Give every line from the entries that contains "ylabel".
------------------------------------------------------------------------
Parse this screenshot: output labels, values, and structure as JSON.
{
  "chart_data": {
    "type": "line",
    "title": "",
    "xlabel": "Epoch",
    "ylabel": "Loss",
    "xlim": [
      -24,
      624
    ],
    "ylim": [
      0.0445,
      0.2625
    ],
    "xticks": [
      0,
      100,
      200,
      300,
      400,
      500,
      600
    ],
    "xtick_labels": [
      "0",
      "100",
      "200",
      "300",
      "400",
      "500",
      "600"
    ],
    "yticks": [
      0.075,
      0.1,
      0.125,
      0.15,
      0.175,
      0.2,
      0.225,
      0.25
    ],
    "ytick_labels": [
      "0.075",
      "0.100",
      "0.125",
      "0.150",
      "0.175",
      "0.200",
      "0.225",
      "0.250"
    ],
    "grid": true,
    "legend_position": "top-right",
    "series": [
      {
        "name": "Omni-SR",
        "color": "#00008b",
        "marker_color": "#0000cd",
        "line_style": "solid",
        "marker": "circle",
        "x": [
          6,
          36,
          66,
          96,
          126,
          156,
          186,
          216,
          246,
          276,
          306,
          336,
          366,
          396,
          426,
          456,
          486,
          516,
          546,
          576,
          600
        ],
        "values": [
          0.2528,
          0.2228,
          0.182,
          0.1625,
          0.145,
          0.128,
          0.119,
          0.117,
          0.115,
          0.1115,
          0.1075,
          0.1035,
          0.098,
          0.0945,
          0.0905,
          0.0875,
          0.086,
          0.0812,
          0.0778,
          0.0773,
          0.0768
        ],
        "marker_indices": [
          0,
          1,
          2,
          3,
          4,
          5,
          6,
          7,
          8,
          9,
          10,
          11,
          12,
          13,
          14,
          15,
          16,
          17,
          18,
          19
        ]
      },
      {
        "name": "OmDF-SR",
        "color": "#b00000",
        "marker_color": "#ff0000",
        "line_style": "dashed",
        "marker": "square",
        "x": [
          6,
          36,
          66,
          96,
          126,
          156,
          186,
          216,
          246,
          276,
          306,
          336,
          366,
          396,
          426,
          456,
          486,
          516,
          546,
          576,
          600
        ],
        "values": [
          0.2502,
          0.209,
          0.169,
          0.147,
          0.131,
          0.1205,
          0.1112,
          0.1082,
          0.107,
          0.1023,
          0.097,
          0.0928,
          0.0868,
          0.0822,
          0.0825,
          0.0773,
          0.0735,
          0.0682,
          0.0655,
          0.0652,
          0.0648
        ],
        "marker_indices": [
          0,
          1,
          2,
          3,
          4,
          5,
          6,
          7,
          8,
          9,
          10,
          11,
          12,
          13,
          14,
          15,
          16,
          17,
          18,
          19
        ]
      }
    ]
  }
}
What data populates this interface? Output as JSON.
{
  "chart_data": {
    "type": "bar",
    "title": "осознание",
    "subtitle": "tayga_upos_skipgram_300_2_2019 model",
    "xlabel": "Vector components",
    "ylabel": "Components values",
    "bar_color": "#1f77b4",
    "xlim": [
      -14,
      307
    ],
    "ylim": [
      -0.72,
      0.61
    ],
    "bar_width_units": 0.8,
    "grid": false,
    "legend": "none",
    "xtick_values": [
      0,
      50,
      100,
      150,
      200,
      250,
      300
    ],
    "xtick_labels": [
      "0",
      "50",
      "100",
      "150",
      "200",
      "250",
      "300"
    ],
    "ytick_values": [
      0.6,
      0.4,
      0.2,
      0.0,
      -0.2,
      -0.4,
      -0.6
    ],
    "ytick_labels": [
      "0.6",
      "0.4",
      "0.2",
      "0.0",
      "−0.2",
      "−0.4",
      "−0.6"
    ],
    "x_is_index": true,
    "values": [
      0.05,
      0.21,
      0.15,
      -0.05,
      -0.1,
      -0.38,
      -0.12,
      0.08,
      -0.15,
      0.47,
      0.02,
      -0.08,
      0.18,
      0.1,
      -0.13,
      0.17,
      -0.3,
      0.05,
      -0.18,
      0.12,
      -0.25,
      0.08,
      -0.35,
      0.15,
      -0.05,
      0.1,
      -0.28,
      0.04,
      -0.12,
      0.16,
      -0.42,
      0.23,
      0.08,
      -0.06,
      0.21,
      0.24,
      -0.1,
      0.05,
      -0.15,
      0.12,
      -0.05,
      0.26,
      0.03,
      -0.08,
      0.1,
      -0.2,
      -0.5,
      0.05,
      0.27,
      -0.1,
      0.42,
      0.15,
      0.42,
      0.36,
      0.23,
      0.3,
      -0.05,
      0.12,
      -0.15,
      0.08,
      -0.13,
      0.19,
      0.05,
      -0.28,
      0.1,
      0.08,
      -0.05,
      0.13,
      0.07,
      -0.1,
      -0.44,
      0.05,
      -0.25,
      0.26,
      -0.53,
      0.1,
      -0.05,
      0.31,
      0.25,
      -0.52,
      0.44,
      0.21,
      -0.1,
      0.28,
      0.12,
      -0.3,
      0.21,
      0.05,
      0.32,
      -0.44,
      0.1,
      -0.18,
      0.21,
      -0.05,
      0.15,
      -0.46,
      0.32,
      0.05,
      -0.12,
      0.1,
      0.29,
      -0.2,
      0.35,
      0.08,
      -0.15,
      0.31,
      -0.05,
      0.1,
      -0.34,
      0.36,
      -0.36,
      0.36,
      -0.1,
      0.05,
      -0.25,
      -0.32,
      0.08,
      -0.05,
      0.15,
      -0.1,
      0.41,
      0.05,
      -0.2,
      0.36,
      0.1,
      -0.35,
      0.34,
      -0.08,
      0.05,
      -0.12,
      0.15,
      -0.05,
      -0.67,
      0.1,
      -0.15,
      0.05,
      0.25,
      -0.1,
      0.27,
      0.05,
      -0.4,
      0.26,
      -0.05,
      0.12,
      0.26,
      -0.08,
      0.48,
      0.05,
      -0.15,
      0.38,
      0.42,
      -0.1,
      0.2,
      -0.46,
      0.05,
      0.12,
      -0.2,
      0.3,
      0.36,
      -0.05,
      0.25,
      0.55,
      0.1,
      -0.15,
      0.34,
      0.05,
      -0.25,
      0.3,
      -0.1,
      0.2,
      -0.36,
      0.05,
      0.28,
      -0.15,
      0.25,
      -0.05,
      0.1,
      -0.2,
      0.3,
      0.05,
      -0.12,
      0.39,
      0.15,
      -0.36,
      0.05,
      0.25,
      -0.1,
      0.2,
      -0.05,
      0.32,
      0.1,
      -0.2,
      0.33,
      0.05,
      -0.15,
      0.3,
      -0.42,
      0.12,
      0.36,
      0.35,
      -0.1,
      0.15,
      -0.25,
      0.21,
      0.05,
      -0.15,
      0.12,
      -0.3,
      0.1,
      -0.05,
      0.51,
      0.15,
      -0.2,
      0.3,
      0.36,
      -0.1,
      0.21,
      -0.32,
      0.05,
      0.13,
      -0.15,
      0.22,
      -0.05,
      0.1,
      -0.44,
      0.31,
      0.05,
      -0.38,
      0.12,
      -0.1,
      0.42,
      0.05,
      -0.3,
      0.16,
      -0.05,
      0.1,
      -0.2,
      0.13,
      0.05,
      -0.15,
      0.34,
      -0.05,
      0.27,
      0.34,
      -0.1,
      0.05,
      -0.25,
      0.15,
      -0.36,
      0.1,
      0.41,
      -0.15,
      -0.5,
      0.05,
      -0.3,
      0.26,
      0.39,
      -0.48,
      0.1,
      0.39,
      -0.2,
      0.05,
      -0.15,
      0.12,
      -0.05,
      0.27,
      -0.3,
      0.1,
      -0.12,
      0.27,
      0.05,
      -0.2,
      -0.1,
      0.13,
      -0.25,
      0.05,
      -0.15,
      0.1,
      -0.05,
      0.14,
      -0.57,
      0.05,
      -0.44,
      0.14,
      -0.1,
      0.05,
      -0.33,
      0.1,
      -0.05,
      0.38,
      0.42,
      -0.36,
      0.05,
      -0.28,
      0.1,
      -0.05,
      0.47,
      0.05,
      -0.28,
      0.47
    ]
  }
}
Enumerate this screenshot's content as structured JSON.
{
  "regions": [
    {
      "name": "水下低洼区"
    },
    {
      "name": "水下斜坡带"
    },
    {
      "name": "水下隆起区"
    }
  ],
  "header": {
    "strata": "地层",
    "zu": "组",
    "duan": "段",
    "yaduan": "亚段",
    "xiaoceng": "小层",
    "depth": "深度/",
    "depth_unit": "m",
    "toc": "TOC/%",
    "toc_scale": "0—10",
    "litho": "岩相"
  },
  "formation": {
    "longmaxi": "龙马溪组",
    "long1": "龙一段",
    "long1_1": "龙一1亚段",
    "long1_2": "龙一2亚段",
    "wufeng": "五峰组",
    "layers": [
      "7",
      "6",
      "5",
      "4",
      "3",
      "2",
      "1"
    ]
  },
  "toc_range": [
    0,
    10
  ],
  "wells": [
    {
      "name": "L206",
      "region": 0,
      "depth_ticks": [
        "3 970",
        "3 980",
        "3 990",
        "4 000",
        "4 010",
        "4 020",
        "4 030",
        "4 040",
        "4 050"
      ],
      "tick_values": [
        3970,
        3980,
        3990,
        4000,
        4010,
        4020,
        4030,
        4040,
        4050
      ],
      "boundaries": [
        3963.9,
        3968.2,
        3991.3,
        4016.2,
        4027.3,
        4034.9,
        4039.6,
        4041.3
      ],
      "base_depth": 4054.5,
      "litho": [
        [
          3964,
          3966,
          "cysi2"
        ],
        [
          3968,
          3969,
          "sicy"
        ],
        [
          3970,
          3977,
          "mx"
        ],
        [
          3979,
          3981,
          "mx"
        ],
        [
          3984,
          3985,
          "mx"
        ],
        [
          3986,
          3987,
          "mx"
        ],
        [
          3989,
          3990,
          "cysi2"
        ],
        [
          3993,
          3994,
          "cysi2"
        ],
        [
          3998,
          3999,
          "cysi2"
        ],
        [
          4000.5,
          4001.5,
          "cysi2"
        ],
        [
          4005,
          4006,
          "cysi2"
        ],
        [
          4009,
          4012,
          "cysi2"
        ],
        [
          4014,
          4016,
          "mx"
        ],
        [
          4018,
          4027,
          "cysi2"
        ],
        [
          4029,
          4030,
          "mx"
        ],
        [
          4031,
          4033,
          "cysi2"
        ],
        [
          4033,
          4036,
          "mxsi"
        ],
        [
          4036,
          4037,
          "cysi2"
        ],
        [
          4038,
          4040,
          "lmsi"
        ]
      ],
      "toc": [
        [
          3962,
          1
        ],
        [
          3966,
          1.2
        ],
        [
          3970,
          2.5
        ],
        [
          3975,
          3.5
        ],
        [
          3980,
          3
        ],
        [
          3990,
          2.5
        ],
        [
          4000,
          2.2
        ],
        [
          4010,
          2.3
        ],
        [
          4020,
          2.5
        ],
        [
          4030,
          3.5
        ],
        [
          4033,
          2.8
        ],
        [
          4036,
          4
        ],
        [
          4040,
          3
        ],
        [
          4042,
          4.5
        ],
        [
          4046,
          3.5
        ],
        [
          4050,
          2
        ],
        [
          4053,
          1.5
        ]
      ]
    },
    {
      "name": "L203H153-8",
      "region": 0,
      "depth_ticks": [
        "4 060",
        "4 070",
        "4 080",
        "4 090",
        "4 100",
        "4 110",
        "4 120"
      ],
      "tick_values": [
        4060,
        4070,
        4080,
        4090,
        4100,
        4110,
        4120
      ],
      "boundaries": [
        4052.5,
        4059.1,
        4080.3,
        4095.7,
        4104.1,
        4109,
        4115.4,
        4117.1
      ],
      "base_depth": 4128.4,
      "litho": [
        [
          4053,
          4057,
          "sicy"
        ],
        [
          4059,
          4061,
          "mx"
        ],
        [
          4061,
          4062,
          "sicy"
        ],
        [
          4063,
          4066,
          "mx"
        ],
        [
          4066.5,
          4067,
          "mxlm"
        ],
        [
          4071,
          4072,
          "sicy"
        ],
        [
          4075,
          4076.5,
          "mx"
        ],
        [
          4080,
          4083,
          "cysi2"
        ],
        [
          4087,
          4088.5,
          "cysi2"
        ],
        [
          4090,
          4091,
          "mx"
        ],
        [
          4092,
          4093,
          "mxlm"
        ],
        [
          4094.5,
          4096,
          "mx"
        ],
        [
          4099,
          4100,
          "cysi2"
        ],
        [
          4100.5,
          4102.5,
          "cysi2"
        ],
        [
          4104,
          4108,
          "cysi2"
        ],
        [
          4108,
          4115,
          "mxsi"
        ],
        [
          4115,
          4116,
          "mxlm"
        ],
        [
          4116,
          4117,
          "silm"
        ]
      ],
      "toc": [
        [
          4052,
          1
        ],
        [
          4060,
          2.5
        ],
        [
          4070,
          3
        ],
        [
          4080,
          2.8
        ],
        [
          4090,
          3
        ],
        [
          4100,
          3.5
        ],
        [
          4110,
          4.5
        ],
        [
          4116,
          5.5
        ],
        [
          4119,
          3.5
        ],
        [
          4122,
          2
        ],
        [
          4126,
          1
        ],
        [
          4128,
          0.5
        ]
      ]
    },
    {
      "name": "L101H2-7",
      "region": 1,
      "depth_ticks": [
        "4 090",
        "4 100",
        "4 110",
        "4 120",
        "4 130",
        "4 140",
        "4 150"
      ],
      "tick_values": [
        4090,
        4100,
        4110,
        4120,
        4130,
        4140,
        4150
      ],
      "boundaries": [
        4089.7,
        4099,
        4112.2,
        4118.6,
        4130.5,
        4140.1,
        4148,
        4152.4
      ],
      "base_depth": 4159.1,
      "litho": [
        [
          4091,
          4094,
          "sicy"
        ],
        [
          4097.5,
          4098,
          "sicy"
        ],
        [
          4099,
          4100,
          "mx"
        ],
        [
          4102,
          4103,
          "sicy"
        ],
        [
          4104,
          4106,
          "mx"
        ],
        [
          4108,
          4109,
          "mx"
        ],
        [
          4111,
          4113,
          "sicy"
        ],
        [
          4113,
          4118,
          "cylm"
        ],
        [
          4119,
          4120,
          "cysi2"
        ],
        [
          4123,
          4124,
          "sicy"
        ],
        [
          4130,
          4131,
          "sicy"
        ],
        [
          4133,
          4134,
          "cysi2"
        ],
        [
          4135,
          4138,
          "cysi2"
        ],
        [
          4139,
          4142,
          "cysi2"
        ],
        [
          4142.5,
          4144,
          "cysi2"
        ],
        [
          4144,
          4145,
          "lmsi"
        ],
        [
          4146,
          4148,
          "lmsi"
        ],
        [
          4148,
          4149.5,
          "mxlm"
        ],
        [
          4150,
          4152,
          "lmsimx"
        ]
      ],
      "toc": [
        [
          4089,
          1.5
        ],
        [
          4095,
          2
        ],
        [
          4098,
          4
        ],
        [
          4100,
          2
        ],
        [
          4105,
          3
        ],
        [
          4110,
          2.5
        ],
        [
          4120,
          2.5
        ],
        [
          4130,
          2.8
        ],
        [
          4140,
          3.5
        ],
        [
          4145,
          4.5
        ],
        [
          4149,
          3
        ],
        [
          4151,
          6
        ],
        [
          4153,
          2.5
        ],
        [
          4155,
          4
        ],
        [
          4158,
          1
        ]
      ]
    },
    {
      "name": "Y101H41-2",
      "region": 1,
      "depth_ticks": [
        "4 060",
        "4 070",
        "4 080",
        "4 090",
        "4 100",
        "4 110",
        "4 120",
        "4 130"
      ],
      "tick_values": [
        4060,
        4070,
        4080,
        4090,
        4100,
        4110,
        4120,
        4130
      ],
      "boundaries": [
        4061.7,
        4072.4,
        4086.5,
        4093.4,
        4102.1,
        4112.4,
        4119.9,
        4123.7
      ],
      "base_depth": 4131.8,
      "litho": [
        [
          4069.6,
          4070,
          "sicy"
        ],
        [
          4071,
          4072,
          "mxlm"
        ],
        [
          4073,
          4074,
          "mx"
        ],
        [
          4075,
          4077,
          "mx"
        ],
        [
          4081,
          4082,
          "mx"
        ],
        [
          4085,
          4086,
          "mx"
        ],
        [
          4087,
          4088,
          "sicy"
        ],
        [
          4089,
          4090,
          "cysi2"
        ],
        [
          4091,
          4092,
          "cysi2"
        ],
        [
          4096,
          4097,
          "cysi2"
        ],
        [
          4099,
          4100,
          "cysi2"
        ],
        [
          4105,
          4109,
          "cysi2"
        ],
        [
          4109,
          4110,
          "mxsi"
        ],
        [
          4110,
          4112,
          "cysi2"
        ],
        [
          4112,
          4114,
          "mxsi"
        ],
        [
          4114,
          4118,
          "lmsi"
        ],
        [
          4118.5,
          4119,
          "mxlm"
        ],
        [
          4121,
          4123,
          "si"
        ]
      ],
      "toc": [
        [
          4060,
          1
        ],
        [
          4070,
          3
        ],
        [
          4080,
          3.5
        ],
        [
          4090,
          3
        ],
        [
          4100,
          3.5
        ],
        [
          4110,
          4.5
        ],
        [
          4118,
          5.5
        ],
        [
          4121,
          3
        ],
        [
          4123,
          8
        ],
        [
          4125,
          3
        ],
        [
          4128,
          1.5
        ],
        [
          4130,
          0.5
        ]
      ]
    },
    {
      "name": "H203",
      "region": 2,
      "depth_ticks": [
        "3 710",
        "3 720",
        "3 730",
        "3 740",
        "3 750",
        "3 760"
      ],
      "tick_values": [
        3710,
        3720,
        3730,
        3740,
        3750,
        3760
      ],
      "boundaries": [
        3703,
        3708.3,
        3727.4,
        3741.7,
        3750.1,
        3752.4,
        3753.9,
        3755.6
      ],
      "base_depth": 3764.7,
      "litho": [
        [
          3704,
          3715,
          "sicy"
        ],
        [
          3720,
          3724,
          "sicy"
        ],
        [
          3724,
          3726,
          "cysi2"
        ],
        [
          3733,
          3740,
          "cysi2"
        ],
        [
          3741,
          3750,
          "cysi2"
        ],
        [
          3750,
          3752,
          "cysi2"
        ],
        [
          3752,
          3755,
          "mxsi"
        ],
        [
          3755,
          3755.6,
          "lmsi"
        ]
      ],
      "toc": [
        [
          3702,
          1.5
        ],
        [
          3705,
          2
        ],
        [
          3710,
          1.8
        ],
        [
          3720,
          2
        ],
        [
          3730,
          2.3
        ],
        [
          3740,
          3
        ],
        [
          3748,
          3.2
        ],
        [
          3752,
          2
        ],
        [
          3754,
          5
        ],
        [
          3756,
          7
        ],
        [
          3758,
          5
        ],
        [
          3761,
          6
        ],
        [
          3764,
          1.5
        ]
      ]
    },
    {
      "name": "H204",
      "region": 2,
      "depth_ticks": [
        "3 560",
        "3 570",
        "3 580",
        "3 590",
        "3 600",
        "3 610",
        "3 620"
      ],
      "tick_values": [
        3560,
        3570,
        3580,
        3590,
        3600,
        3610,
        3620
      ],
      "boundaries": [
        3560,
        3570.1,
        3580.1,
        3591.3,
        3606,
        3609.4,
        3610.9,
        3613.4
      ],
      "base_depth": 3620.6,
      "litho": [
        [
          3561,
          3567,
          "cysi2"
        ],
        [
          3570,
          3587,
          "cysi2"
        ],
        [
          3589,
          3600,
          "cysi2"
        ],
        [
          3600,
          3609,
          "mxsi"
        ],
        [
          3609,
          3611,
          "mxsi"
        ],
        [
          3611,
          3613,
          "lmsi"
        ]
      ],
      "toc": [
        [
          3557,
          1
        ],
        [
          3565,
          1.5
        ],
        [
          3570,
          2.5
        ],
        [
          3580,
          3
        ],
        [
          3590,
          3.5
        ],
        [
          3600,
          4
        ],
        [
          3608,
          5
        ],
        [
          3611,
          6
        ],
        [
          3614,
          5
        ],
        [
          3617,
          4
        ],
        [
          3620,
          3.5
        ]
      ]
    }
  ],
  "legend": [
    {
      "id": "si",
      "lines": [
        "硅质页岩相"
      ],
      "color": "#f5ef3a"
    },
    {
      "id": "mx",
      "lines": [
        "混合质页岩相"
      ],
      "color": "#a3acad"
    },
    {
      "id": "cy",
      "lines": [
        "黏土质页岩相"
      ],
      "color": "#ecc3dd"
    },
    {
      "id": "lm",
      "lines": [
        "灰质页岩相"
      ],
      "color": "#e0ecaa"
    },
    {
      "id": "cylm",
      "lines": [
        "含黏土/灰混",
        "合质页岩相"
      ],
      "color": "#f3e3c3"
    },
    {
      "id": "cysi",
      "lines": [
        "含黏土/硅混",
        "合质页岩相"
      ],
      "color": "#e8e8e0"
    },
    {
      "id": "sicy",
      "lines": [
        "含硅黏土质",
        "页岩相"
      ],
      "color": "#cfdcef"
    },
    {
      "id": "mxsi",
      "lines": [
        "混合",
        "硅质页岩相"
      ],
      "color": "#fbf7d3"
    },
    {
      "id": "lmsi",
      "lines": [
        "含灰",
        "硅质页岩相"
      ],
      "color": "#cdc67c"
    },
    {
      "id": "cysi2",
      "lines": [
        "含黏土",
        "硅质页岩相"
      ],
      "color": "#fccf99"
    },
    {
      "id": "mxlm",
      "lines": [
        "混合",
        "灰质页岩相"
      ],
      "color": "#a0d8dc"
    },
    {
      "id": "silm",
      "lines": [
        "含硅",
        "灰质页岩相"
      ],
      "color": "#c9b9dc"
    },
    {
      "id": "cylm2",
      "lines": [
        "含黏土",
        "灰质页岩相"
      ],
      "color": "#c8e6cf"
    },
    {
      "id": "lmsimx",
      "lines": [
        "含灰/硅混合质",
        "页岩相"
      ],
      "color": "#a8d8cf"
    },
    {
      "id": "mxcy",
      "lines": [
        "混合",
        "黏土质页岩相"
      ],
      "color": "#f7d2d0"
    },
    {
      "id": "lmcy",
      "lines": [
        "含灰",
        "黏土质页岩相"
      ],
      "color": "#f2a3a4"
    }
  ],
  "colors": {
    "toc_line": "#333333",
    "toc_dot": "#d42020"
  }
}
------------------------------------------------------------------------
> [Response for this exercise]:
    "ylabel": "Loss",
    "ylabel": "Components values",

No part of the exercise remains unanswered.